Records follow. Copy every line with "Highest".

> _Extracted entries_:
============================================================

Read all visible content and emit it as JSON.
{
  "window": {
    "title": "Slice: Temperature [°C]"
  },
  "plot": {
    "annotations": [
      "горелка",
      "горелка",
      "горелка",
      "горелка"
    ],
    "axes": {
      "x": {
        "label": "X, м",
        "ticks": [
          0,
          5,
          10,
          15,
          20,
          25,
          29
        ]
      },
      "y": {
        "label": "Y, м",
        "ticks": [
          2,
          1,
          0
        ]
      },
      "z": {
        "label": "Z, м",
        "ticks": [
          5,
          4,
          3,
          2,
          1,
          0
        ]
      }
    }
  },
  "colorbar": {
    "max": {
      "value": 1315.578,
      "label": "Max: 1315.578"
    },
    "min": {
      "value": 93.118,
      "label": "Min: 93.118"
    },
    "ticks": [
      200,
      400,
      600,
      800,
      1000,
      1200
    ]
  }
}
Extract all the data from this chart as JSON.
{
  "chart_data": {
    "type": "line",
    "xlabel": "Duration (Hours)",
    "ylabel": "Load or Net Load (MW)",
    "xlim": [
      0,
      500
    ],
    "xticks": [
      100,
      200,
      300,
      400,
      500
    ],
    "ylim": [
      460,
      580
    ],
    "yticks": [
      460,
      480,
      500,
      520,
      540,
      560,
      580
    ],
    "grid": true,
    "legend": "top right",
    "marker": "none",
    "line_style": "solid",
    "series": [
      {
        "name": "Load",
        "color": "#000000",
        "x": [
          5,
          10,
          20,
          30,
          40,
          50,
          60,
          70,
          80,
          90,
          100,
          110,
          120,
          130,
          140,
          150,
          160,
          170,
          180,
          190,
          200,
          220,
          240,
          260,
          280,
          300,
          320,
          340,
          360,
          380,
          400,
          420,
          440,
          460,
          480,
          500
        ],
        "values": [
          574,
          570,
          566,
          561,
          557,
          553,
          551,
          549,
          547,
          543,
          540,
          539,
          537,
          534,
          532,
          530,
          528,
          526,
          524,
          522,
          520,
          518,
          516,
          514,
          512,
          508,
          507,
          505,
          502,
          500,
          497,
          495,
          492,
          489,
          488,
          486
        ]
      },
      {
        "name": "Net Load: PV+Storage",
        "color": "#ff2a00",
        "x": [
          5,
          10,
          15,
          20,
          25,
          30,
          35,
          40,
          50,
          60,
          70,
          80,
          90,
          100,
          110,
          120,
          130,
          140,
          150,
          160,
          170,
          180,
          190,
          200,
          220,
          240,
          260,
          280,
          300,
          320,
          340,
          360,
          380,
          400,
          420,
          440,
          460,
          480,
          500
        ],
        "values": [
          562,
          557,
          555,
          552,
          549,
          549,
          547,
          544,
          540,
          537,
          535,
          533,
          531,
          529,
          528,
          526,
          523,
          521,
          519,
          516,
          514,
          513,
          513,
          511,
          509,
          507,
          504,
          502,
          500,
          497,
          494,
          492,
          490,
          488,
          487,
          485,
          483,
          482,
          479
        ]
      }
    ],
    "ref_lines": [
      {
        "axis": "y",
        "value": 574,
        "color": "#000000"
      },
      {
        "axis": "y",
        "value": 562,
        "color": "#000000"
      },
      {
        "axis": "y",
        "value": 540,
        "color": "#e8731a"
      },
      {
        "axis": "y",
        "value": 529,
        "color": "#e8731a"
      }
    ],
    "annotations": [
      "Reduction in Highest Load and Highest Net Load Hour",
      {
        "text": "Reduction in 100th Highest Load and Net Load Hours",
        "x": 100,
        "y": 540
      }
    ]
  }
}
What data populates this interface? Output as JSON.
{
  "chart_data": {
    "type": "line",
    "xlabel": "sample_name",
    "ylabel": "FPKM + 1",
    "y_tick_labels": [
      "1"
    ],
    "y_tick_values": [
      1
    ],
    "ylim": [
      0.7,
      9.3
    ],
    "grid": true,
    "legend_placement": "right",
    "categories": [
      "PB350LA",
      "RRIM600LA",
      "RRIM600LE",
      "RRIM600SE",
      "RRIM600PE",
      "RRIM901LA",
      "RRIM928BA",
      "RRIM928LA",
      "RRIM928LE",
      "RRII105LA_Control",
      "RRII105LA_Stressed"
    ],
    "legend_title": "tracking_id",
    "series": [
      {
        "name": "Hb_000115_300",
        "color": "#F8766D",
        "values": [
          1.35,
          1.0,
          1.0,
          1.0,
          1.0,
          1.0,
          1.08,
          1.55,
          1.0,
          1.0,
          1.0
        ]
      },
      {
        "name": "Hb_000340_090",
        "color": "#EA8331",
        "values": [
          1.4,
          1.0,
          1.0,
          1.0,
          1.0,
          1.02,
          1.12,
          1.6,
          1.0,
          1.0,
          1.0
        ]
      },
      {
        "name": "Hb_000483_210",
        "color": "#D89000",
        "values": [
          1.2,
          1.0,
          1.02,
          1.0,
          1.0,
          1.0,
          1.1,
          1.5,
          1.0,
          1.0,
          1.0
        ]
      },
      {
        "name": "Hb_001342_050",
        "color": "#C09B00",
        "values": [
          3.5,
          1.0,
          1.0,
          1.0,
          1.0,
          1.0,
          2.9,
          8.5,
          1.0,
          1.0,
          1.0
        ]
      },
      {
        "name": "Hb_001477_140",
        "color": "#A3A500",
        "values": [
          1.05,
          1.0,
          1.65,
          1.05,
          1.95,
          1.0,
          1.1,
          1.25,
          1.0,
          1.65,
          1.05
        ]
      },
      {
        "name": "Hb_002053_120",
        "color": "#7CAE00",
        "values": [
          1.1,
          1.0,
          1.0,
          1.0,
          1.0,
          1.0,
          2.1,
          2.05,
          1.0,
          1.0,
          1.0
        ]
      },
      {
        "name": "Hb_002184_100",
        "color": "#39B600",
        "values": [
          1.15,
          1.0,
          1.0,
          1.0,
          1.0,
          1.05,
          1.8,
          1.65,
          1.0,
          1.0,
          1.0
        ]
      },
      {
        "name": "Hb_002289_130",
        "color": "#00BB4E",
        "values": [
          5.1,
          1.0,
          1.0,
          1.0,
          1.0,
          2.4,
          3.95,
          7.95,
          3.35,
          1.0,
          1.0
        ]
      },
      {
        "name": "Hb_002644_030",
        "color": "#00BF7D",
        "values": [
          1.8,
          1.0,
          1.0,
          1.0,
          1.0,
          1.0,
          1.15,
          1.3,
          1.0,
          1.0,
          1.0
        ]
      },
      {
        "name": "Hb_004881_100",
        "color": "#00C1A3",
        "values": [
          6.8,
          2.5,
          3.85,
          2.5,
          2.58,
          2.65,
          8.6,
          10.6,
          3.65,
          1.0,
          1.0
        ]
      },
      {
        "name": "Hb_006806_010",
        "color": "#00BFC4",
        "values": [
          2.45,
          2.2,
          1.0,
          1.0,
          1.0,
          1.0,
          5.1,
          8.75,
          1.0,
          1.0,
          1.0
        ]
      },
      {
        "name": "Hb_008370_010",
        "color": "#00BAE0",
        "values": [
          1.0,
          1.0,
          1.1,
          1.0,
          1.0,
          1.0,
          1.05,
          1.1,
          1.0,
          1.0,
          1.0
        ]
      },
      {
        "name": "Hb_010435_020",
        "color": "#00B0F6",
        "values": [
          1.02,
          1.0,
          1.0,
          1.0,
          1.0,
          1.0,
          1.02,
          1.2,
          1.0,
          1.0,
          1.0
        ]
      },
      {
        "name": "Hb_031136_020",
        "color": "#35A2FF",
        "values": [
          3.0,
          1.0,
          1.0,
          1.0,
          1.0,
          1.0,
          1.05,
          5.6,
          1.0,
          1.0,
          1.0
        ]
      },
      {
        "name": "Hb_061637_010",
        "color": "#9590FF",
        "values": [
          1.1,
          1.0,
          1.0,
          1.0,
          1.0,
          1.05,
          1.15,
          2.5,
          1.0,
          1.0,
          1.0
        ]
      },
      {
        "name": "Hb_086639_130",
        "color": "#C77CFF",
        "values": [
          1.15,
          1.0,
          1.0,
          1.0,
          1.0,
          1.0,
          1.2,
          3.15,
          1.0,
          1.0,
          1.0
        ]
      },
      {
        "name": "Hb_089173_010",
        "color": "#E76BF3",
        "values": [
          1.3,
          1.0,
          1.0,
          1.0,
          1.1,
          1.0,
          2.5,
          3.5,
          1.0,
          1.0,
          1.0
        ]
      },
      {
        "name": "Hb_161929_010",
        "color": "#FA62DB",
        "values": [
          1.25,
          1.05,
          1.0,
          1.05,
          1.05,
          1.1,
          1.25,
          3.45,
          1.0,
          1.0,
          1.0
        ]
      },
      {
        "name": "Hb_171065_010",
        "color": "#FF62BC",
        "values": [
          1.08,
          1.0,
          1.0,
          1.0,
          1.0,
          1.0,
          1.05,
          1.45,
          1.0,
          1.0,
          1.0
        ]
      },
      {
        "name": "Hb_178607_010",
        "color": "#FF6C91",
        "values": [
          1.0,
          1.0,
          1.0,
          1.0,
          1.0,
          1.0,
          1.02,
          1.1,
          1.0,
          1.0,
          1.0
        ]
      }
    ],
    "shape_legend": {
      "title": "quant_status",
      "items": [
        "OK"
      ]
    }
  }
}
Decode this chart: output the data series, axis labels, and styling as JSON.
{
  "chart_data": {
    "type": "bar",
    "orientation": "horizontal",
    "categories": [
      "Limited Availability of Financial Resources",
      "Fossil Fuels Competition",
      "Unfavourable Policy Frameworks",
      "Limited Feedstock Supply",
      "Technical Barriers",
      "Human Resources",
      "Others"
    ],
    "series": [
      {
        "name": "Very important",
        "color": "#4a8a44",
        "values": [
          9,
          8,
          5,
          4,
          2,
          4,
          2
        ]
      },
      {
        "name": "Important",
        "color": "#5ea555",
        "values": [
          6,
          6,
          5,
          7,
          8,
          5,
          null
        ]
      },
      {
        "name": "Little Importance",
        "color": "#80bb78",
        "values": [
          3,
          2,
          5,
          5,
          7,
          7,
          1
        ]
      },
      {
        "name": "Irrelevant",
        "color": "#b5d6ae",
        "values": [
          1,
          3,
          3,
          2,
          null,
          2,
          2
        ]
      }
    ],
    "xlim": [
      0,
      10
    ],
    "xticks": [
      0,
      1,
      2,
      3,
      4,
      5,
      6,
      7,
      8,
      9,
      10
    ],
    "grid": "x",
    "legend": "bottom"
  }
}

============================================================

> _Exercise solution_:
      "Reduction in Highest Load and Highest Net Load Hour",
        "text": "Reduction in 100th Highest Load and Net Load Hours",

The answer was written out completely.